[Recorded data]
----------------

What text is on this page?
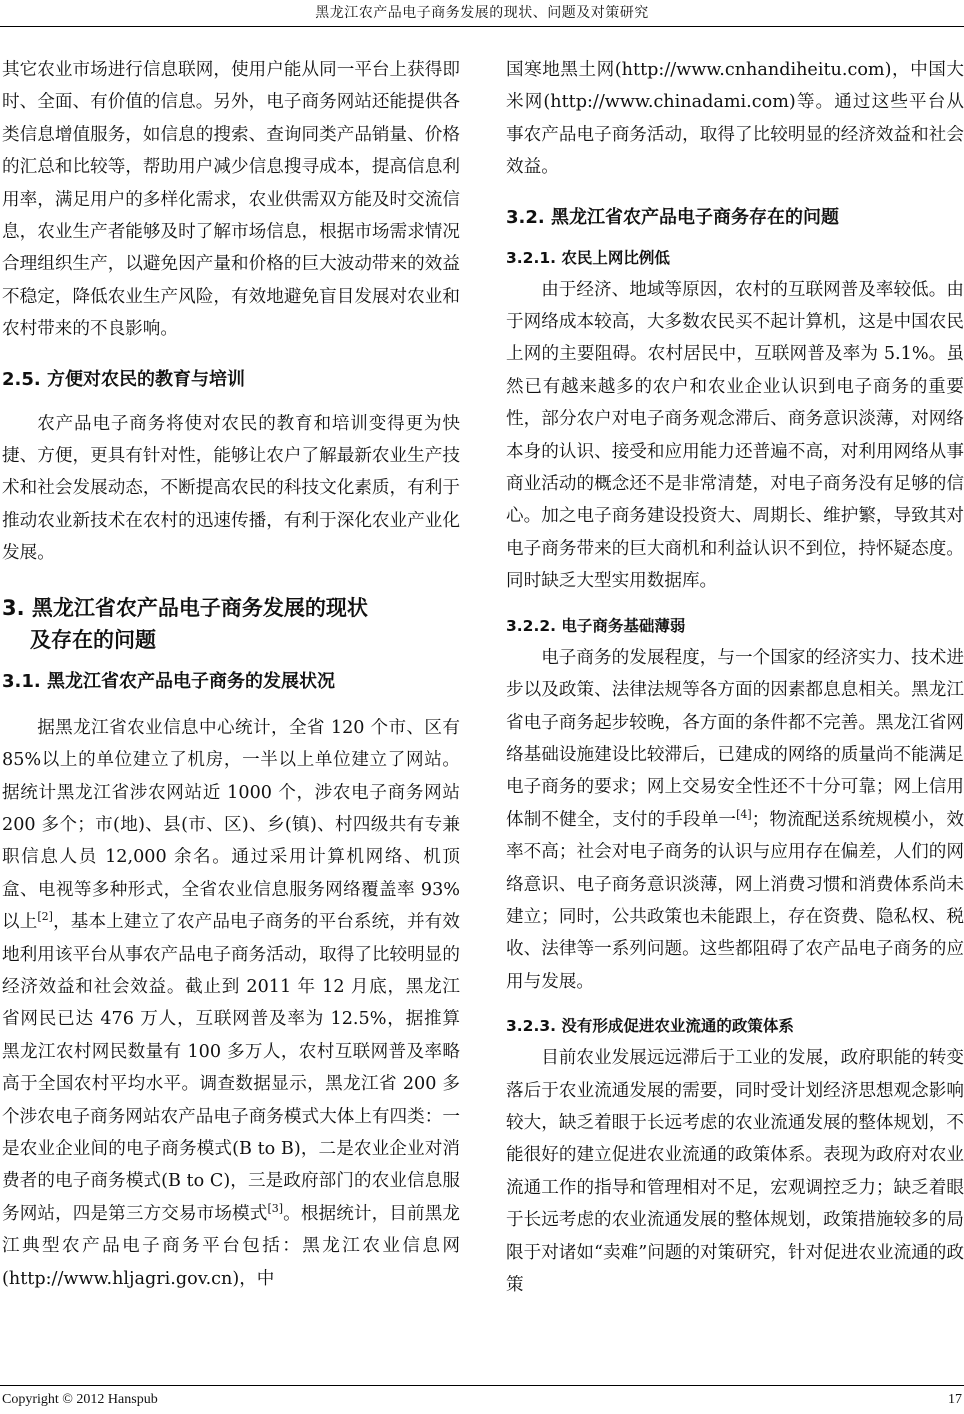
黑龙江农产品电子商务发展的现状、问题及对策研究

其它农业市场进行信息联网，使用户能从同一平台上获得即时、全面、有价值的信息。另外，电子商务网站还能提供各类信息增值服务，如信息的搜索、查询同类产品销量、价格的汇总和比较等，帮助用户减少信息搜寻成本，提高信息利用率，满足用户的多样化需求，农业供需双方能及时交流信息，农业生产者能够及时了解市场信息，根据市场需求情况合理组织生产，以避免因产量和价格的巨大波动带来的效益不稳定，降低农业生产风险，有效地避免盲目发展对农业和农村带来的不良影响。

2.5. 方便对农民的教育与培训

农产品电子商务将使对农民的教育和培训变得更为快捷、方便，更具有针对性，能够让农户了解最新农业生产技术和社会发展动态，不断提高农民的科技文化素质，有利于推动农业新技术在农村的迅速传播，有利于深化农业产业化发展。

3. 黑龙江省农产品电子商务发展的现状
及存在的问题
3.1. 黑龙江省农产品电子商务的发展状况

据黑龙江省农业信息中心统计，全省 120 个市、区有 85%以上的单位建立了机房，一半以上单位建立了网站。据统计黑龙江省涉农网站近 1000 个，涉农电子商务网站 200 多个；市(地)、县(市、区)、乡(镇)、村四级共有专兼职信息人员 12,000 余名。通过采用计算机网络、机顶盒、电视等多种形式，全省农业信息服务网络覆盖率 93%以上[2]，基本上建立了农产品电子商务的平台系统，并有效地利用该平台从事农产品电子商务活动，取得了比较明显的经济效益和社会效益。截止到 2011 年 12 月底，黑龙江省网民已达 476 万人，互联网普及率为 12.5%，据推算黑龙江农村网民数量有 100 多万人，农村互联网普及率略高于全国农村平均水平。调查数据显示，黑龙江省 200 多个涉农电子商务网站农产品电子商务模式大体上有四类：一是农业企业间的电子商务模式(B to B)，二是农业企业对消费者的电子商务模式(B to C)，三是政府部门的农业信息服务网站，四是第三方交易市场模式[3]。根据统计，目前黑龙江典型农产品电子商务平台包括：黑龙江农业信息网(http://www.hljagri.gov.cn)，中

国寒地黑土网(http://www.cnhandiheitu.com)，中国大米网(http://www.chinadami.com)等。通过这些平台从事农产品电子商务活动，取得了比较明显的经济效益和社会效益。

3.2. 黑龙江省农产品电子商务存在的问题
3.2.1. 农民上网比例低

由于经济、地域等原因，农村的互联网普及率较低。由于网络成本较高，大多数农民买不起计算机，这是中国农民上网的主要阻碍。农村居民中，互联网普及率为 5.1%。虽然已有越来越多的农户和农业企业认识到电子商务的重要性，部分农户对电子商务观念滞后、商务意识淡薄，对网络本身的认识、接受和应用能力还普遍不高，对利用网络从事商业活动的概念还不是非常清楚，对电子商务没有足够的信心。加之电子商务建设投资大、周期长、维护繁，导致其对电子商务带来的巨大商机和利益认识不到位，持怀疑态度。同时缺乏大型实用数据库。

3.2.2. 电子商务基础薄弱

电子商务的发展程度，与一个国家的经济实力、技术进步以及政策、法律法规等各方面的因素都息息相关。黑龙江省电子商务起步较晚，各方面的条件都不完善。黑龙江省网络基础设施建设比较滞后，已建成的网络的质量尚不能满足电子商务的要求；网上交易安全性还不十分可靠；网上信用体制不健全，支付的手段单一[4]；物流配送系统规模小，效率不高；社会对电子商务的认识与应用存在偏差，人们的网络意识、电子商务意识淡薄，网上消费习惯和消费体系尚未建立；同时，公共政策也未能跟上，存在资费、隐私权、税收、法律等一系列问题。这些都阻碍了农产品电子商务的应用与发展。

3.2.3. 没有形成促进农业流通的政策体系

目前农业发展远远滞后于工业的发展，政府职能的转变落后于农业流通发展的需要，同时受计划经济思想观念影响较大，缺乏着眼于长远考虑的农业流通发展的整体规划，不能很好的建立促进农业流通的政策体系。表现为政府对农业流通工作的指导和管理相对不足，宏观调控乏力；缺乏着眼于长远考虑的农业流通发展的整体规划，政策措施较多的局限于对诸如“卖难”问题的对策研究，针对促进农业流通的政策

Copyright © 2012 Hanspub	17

----------------

• [Your objective]: Show all lines in the entries above where the string "取得了比较明显的经济效益和社会效益" appears.

• [Correct result]:
据黑龙江省农业信息中心统计，全省 120 个市、区有 85%以上的单位建立了机房，一半以上单位建立了网站。据统计黑龙江省涉农网站近 1000 个，涉农电子商务网站 200 多个；市(地)、县(市、区)、乡(镇)、村四级共有专兼职信息人员 12,000 余名。通过采用计算机网络、机顶盒、电视等多种形式，全省农业信息服务网络覆盖率 93%以上[2]，基本上建立了农产品电子商务的平台系统，并有效地利用该平台从事农产品电子商务活动，取得了比较明显的经济效益和社会效益。截止到 2011 年 12 月底，黑龙江省网民已达 476 万人，互联网普及率为 12.5%，据推算黑龙江农村网民数量有 100 多万人，农村互联网普及率略高于全国农村平均水平。调查数据显示，黑龙江省 200 多个涉农电子商务网站农产品电子商务模式大体上有四类：一是农业企业间的电子商务模式(B to B)，二是农业企业对消费者的电子商务模式(B to C)，三是政府部门的农业信息服务网站，四是第三方交易市场模式[3]。根据统计，目前黑龙江典型农产品电子商务平台包括：黑龙江农业信息网(http://www.hljagri.gov.cn)，中
国寒地黑土网(http://www.cnhandiheitu.com)，中国大米网(http://www.chinadami.com)等。通过这些平台从事农产品电子商务活动，取得了比较明显的经济效益和社会效益。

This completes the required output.